» Exercise
Return each line containing the string "text".

[Data records]
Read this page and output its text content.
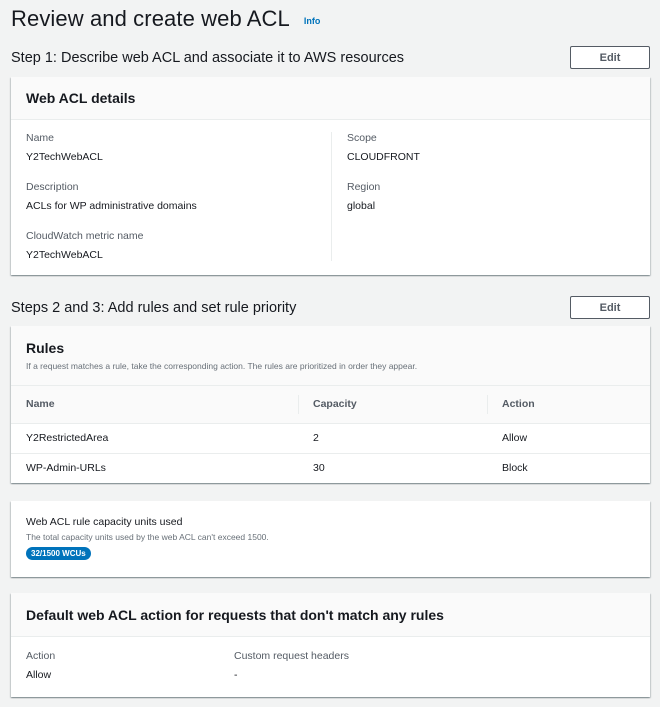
Review and create web ACL Info
Step 1: Describe web ACL and associate it to AWS resources	Edit
Web ACL details
Name
Y2TechWebACL
Description
ACLs for WP administrative domains
CloudWatch metric name
Y2TechWebACL
Scope
CLOUDFRONT
Region
global
Steps 2 and 3: Add rules and set rule priority	Edit
Rules

If a request matches a rule, take the corresponding action. The rules are prioritized in order they appear.

Name	Capacity	Action
Y2RestrictedArea	2	Allow
WP-Admin-URLs	30	Block
Web ACL rule capacity units used
The total capacity units used by the web ACL can't exceed 1500.
32/1500 WCUs
Default web ACL action for requests that don't match any rules
Action
Allow
Custom request headers
-
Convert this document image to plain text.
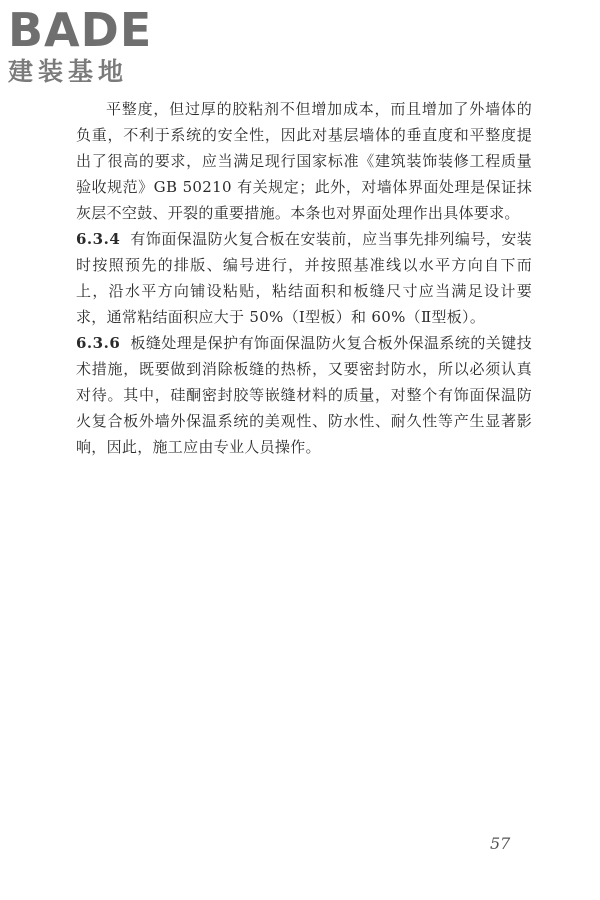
BADE
建装基地

平整度，但过厚的胶粘剂不但增加成本，而且增加了外墙体的负重，不利于系统的安全性，因此对基层墙体的垂直度和平整度提出了很高的要求，应当满足现行国家标准《建筑装饰装修工程质量验收规范》GB 50210 有关规定；此外，对墙体界面处理是保证抹灰层不空鼓、开裂的重要措施。本条也对界面处理作出具体要求。

6.3.4 有饰面保温防火复合板在安装前，应当事先排列编号，安装时按照预先的排版、编号进行，并按照基准线以水平方向自下而上，沿水平方向铺设粘贴，粘结面积和板缝尺寸应当满足设计要求，通常粘结面积应大于 50%（Ⅰ型板）和 60%（Ⅱ型板）。

6.3.6 板缝处理是保护有饰面保温防火复合板外保温系统的关键技术措施，既要做到消除板缝的热桥，又要密封防水，所以必须认真对待。其中，硅酮密封胶等嵌缝材料的质量，对整个有饰面保温防火复合板外墙外保温系统的美观性、防水性、耐久性等产生显著影响，因此，施工应由专业人员操作。

57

» Written answer
Read this page and output its text content.
Convert this document image to plain text.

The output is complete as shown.